All lines below must be repeated exactly, with the pictures omitted.

─── Items

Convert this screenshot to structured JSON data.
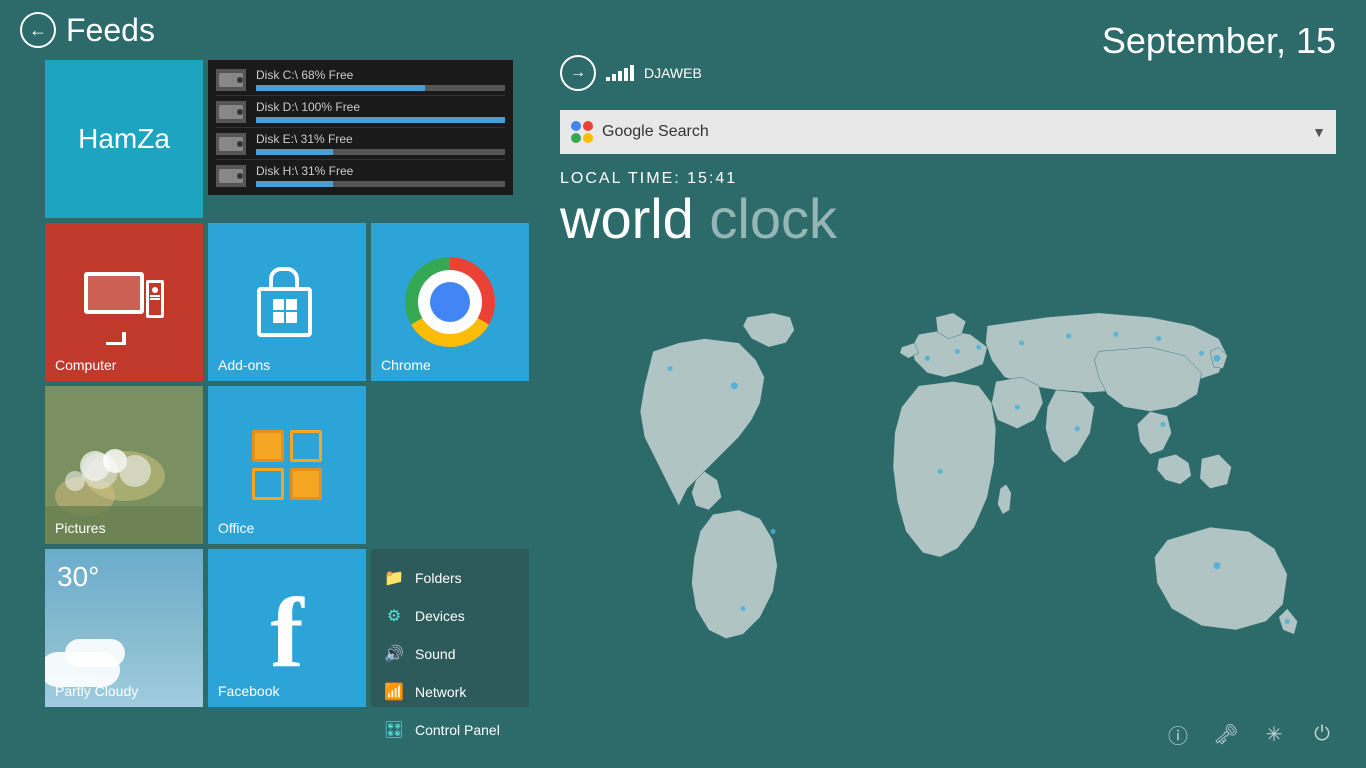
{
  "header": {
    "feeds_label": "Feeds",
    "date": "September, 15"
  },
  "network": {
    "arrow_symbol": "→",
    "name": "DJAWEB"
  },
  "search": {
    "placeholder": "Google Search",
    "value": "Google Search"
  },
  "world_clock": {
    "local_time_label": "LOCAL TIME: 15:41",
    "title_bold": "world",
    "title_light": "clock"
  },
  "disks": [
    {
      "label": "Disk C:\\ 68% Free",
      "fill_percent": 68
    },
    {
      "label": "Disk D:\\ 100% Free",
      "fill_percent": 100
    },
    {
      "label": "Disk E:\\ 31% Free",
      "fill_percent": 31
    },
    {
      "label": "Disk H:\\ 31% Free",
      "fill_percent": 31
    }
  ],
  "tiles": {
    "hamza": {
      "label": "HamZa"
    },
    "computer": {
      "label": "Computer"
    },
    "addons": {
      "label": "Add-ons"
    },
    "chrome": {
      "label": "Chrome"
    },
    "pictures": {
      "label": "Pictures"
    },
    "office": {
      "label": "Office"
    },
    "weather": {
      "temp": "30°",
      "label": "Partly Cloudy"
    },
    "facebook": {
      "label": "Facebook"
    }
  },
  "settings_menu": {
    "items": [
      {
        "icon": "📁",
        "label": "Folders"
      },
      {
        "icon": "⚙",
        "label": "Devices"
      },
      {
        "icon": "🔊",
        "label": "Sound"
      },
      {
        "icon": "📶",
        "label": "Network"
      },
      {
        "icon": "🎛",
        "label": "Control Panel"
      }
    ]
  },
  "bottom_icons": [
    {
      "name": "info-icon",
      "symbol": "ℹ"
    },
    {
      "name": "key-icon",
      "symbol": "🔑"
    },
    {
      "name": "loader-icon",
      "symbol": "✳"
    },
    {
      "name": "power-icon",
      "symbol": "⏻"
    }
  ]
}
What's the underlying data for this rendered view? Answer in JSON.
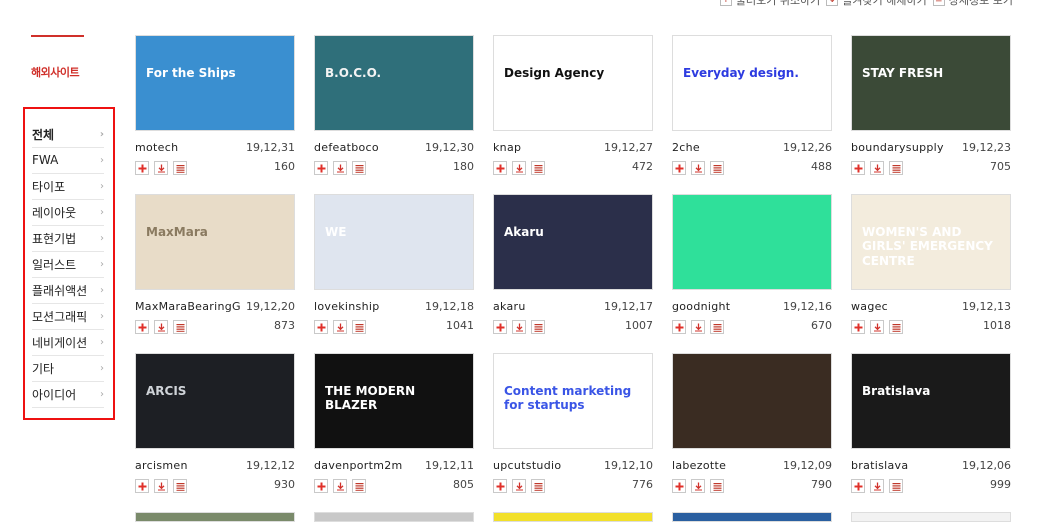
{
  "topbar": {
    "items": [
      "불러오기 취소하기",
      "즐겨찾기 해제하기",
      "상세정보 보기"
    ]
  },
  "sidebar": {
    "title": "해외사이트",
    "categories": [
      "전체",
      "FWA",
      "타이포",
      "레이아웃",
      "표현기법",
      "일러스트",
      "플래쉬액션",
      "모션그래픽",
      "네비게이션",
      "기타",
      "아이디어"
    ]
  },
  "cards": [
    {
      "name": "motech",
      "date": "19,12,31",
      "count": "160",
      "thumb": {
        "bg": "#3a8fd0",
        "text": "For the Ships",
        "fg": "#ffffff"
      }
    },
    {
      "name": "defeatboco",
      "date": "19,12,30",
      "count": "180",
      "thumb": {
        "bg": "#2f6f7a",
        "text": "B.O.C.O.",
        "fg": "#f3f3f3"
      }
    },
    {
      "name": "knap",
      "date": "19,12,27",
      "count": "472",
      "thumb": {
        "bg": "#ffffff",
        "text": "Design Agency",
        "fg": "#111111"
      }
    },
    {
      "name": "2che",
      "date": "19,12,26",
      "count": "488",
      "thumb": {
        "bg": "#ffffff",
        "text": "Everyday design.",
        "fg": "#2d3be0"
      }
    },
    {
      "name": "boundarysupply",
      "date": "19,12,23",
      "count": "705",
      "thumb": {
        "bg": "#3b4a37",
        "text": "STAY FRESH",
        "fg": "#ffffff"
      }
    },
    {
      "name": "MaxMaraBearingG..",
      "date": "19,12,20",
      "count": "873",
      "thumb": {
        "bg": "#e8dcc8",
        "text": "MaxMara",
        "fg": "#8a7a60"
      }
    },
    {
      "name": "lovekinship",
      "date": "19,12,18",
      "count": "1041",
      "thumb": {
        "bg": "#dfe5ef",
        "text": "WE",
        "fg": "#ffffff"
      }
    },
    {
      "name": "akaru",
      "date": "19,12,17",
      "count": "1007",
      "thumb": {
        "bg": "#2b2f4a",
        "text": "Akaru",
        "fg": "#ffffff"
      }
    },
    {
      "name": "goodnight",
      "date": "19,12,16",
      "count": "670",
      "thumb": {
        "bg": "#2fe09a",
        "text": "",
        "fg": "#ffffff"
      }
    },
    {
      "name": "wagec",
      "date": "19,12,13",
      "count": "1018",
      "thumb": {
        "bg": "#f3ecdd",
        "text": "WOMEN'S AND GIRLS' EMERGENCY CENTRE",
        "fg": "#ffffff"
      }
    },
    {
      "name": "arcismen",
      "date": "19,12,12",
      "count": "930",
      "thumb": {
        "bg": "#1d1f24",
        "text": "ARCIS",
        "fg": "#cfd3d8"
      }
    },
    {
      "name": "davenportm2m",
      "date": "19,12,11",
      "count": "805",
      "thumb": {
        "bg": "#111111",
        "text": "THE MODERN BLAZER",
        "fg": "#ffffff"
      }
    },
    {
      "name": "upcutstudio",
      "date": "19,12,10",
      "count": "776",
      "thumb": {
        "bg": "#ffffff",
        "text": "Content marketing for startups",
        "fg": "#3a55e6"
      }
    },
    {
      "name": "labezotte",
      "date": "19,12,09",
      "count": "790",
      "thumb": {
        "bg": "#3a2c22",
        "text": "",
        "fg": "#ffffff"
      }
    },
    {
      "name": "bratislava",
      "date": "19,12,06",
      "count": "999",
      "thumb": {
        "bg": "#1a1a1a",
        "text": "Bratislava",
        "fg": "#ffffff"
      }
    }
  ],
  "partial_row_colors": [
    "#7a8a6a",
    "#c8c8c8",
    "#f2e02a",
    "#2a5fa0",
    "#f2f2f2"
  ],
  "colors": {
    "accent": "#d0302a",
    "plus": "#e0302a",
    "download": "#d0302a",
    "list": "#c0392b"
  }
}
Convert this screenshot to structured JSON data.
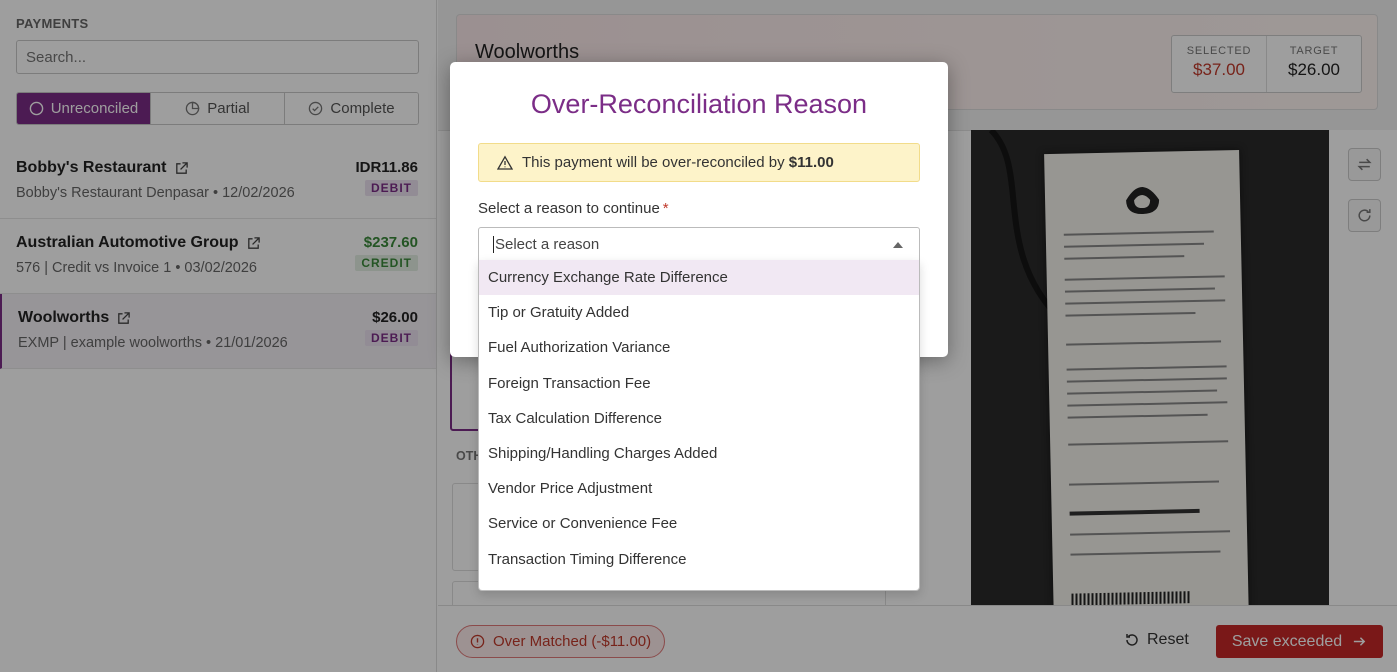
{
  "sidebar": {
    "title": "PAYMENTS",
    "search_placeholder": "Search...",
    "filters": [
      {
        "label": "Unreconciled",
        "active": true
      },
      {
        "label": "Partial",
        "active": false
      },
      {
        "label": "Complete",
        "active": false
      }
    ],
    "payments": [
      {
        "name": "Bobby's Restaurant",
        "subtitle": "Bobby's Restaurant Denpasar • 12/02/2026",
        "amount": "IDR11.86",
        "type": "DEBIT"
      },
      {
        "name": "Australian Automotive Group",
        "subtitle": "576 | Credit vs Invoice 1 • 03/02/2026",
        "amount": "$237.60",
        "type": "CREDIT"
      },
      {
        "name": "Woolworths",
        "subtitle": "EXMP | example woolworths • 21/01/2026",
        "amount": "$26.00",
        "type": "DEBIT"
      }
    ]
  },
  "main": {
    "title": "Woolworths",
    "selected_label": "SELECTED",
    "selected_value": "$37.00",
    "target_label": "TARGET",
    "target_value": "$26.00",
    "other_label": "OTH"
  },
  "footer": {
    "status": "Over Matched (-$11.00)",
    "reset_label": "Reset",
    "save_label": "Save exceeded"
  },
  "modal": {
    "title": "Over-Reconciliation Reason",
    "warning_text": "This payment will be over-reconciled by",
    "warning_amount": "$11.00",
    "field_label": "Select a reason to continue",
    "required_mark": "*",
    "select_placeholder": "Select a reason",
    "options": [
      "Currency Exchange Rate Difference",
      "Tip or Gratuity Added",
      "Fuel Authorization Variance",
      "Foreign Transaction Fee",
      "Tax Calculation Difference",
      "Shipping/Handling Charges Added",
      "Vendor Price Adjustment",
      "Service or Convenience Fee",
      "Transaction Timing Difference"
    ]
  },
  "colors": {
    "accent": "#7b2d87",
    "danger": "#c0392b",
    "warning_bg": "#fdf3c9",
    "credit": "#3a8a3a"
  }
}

──────

» Solution for this problem:
Convert this screenshot to structured JSON data.
{
  "header": {
    "feeds_label": "Feeds",
    "date": "September, 15"
  },
  "network": {
    "arrow_symbol": "→",
    "name": "DJAWEB"
  },
  "search": {
    "placeholder": "Google Search",
    "value": "Google Search"
  },
  "world_clock": {
    "local_time_label": "LOCAL TIME: 15:41",
    "title_bold": "world",
    "title_light": "clock"
  },
  "disks": [
    {
      "label": "Disk C:\\ 68% Free",
      "fill_percent": 68
    },
    {
      "label": "Disk D:\\ 100% Free",
      "fill_percent": 100
    },
    {
      "label": "Disk E:\\ 31% Free",
      "fill_percent": 31
    },
    {
      "label": "Disk H:\\ 31% Free",
      "fill_percent": 31
    }
  ],
  "tiles": {
    "hamza": {
      "label": "HamZa"
    },
    "computer": {
      "label": "Computer"
    },
    "addons": {
      "label": "Add-ons"
    },
    "chrome": {
      "label": "Chrome"
    },
    "pictures": {
      "label": "Pictures"
    },
    "office": {
      "label": "Office"
    },
    "weather": {
      "temp": "30°",
      "label": "Partly Cloudy"
    },
    "facebook": {
      "label": "Facebook"
    }
  },
  "settings_menu": {
    "items": [
      {
        "icon": "📁",
        "label": "Folders"
      },
      {
        "icon": "⚙",
        "label": "Devices"
      },
      {
        "icon": "🔊",
        "label": "Sound"
      },
      {
        "icon": "📶",
        "label": "Network"
      },
      {
        "icon": "🎛",
        "label": "Control Panel"
      }
    ]
  },
  "bottom_icons": [
    {
      "name": "info-icon",
      "symbol": "ℹ"
    },
    {
      "name": "key-icon",
      "symbol": "🔑"
    },
    {
      "name": "loader-icon",
      "symbol": "✳"
    },
    {
      "name": "power-icon",
      "symbol": "⏻"
    }
  ]
}
What's the underlying data for this rendered view? Answer in JSON.
{
  "topbar": {
    "items": [
      "불러오기 취소하기",
      "즐겨찾기 해제하기",
      "상세정보 보기"
    ]
  },
  "sidebar": {
    "title": "해외사이트",
    "categories": [
      "전체",
      "FWA",
      "타이포",
      "레이아웃",
      "표현기법",
      "일러스트",
      "플래쉬액션",
      "모션그래픽",
      "네비게이션",
      "기타",
      "아이디어"
    ]
  },
  "cards": [
    {
      "name": "motech",
      "date": "19,12,31",
      "count": "160",
      "thumb": {
        "bg": "#3a8fd0",
        "text": "For the Ships",
        "fg": "#ffffff"
      }
    },
    {
      "name": "defeatboco",
      "date": "19,12,30",
      "count": "180",
      "thumb": {
        "bg": "#2f6f7a",
        "text": "B.O.C.O.",
        "fg": "#f3f3f3"
      }
    },
    {
      "name": "knap",
      "date": "19,12,27",
      "count": "472",
      "thumb": {
        "bg": "#ffffff",
        "text": "Design Agency",
        "fg": "#111111"
      }
    },
    {
      "name": "2che",
      "date": "19,12,26",
      "count": "488",
      "thumb": {
        "bg": "#ffffff",
        "text": "Everyday design.",
        "fg": "#2d3be0"
      }
    },
    {
      "name": "boundarysupply",
      "date": "19,12,23",
      "count": "705",
      "thumb": {
        "bg": "#3b4a37",
        "text": "STAY FRESH",
        "fg": "#ffffff"
      }
    },
    {
      "name": "MaxMaraBearingG..",
      "date": "19,12,20",
      "count": "873",
      "thumb": {
        "bg": "#e8dcc8",
        "text": "MaxMara",
        "fg": "#8a7a60"
      }
    },
    {
      "name": "lovekinship",
      "date": "19,12,18",
      "count": "1041",
      "thumb": {
        "bg": "#dfe5ef",
        "text": "WE",
        "fg": "#ffffff"
      }
    },
    {
      "name": "akaru",
      "date": "19,12,17",
      "count": "1007",
      "thumb": {
        "bg": "#2b2f4a",
        "text": "Akaru",
        "fg": "#ffffff"
      }
    },
    {
      "name": "goodnight",
      "date": "19,12,16",
      "count": "670",
      "thumb": {
        "bg": "#2fe09a",
        "text": "",
        "fg": "#ffffff"
      }
    },
    {
      "name": "wagec",
      "date": "19,12,13",
      "count": "1018",
      "thumb": {
        "bg": "#f3ecdd",
        "text": "WOMEN'S AND GIRLS' EMERGENCY CENTRE",
        "fg": "#ffffff"
      }
    },
    {
      "name": "arcismen",
      "date": "19,12,12",
      "count": "930",
      "thumb": {
        "bg": "#1d1f24",
        "text": "ARCIS",
        "fg": "#cfd3d8"
      }
    },
    {
      "name": "davenportm2m",
      "date": "19,12,11",
      "count": "805",
      "thumb": {
        "bg": "#111111",
        "text": "THE MODERN BLAZER",
        "fg": "#ffffff"
      }
    },
    {
      "name": "upcutstudio",
      "date": "19,12,10",
      "count": "776",
      "thumb": {
        "bg": "#ffffff",
        "text": "Content marketing for startups",
        "fg": "#3a55e6"
      }
    },
    {
      "name": "labezotte",
      "date": "19,12,09",
      "count": "790",
      "thumb": {
        "bg": "#3a2c22",
        "text": "",
        "fg": "#ffffff"
      }
    },
    {
      "name": "bratislava",
      "date": "19,12,06",
      "count": "999",
      "thumb": {
        "bg": "#1a1a1a",
        "text": "Bratislava",
        "fg": "#ffffff"
      }
    }
  ],
  "partial_row_colors": [
    "#7a8a6a",
    "#c8c8c8",
    "#f2e02a",
    "#2a5fa0",
    "#f2f2f2"
  ],
  "colors": {
    "accent": "#d0302a",
    "plus": "#e0302a",
    "download": "#d0302a",
    "list": "#c0392b"
  }
}
Convert this screenshot to structured JSON data.
{
  "sidebar": {
    "title": "PAYMENTS",
    "search_placeholder": "Search...",
    "filters": [
      {
        "label": "Unreconciled",
        "active": true
      },
      {
        "label": "Partial",
        "active": false
      },
      {
        "label": "Complete",
        "active": false
      }
    ],
    "payments": [
      {
        "name": "Bobby's Restaurant",
        "subtitle": "Bobby's Restaurant Denpasar • 12/02/2026",
        "amount": "IDR11.86",
        "type": "DEBIT"
      },
      {
        "name": "Australian Automotive Group",
        "subtitle": "576 | Credit vs Invoice 1 • 03/02/2026",
        "amount": "$237.60",
        "type": "CREDIT"
      },
      {
        "name": "Woolworths",
        "subtitle": "EXMP | example woolworths • 21/01/2026",
        "amount": "$26.00",
        "type": "DEBIT"
      }
    ]
  },
  "main": {
    "title": "Woolworths",
    "selected_label": "SELECTED",
    "selected_value": "$37.00",
    "target_label": "TARGET",
    "target_value": "$26.00",
    "other_label": "OTH"
  },
  "footer": {
    "status": "Over Matched (-$11.00)",
    "reset_label": "Reset",
    "save_label": "Save exceeded"
  },
  "modal": {
    "title": "Over-Reconciliation Reason",
    "warning_text": "This payment will be over-reconciled by",
    "warning_amount": "$11.00",
    "field_label": "Select a reason to continue",
    "required_mark": "*",
    "select_placeholder": "Select a reason",
    "options": [
      "Currency Exchange Rate Difference",
      "Tip or Gratuity Added",
      "Fuel Authorization Variance",
      "Foreign Transaction Fee",
      "Tax Calculation Difference",
      "Shipping/Handling Charges Added",
      "Vendor Price Adjustment",
      "Service or Convenience Fee",
      "Transaction Timing Difference"
    ]
  },
  "colors": {
    "accent": "#7b2d87",
    "danger": "#c0392b",
    "warning_bg": "#fdf3c9",
    "credit": "#3a8a3a"
  }
}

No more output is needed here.